WHAT THE TASK REQUIRES: Isolate every line in the data with the string "ylabel" and copy it.

[Records from a collection of figures]
* * * * * * * * *

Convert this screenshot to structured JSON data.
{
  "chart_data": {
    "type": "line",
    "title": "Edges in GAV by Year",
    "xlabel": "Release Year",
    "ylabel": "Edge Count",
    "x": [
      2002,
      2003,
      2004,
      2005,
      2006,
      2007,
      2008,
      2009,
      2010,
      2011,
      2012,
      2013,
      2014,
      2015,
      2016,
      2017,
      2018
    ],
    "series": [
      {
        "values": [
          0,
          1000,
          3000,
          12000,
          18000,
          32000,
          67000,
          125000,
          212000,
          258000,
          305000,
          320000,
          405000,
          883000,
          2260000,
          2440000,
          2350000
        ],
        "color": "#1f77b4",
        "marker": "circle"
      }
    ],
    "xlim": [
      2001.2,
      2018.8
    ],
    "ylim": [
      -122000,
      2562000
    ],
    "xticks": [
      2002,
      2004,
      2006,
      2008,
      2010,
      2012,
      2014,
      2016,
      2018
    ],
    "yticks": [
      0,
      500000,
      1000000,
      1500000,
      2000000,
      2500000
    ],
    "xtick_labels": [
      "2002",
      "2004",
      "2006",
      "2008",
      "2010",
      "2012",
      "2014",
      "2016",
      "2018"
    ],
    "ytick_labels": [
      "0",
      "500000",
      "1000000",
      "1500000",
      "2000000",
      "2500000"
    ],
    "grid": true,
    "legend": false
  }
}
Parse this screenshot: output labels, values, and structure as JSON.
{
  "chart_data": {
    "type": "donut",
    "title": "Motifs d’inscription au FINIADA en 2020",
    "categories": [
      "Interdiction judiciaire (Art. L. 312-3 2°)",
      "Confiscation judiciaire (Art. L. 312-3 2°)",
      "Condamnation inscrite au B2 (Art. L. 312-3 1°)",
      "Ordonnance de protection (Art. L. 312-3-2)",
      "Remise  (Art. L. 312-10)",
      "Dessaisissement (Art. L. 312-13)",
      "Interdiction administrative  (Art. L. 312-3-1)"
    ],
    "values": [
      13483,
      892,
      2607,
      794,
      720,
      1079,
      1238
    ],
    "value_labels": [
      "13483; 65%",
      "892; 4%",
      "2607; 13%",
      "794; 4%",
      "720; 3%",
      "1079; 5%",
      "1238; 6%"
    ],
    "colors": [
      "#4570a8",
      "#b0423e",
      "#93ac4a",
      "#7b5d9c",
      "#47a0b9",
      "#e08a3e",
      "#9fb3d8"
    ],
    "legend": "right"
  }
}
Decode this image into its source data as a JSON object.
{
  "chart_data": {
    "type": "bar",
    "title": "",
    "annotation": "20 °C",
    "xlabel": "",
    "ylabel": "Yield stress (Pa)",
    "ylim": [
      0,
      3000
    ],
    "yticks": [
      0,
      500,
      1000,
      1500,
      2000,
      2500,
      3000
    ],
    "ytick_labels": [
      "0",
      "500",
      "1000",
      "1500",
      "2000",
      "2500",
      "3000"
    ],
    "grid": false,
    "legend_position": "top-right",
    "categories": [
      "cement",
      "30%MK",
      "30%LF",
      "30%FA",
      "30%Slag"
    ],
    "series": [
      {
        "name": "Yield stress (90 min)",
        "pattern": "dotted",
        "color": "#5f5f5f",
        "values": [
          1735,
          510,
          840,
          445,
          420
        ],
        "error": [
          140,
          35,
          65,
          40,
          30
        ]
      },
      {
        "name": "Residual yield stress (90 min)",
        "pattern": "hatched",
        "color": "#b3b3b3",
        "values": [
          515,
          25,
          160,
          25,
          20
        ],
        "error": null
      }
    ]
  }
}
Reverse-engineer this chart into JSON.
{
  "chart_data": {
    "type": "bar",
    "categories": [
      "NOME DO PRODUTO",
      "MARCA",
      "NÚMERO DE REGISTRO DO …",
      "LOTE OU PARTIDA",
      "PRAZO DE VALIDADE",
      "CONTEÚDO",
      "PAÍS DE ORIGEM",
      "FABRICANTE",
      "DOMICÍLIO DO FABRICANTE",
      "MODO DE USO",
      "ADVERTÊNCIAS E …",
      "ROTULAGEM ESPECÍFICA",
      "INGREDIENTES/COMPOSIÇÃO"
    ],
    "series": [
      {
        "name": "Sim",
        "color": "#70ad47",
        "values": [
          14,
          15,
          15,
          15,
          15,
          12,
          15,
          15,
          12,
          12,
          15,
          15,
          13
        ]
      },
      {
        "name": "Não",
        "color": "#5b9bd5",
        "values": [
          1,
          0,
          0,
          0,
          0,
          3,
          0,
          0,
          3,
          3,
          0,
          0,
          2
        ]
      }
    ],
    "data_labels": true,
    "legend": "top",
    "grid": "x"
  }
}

* * * * * * * * *

ANSWER TO THIS EXERCISE:
    "ylabel": "Edge Count",
    "ylabel": "Yield stress (Pa)",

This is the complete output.